───── Supplied material

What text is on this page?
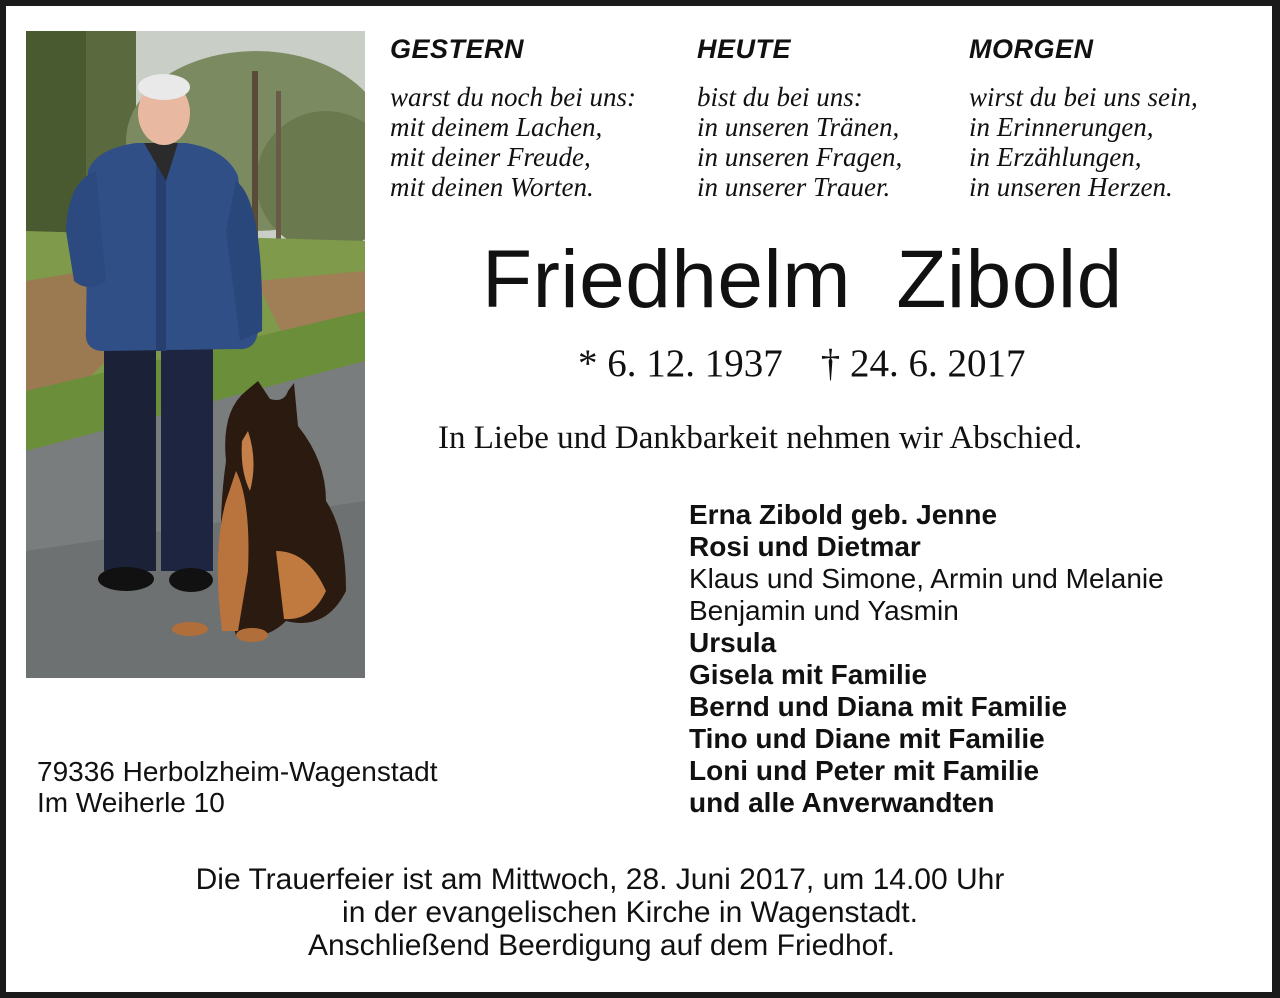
GESTERN
warst du noch bei uns:
mit deinem Lachen,
mit deiner Freude,
mit deinen Worten.
HEUTE
bist du bei uns:
in unseren Tränen,
in unseren Fragen,
in unserer Trauer.
MORGEN
wirst du bei uns sein,
in Erinnerungen,
in Erzählungen,
in unseren Herzen.
Friedhelm Zibold
* 6. 12. 1937 † 24. 6. 2017
In Liebe und Dankbarkeit nehmen wir Abschied.
Erna Zibold geb. Jenne
Rosi und Dietmar
Klaus und Simone, Armin und Melanie
Benjamin und Yasmin
Ursula
Gisela mit Familie
Bernd und Diana mit Familie
Tino und Diane mit Familie
Loni und Peter mit Familie
und alle Anverwandten
79336 Herbolzheim-Wagenstadt
Im Weiherle 10
Die Trauerfeier ist am Mittwoch, 28. Juni 2017, um 14.00 Uhr
in der evangelischen Kirche in Wagenstadt.
Anschließend Beerdigung auf dem Friedhof.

──────────

● Directions for this task: Output the data exactly. Pictures don't belong in the result.

● Exercise solution:
What text is on this page?
GESTERN
warst du noch bei uns:
mit deinem Lachen,
mit deiner Freude,
mit deinen Worten.
HEUTE
bist du bei uns:
in unseren Tränen,
in unseren Fragen,
in unserer Trauer.
MORGEN
wirst du bei uns sein,
in Erinnerungen,
in Erzählungen,
in unseren Herzen.
Friedhelm Zibold
* 6. 12. 1937 † 24. 6. 2017
In Liebe und Dankbarkeit nehmen wir Abschied.
Erna Zibold geb. Jenne
Rosi und Dietmar
Klaus und Simone, Armin und Melanie
Benjamin und Yasmin
Ursula
Gisela mit Familie
Bernd und Diana mit Familie
Tino und Diane mit Familie
Loni und Peter mit Familie
und alle Anverwandten
79336 Herbolzheim-Wagenstadt
Im Weiherle 10
Die Trauerfeier ist am Mittwoch, 28. Juni 2017, um 14.00 Uhr
in der evangelischen Kirche in Wagenstadt.
Anschließend Beerdigung auf dem Friedhof.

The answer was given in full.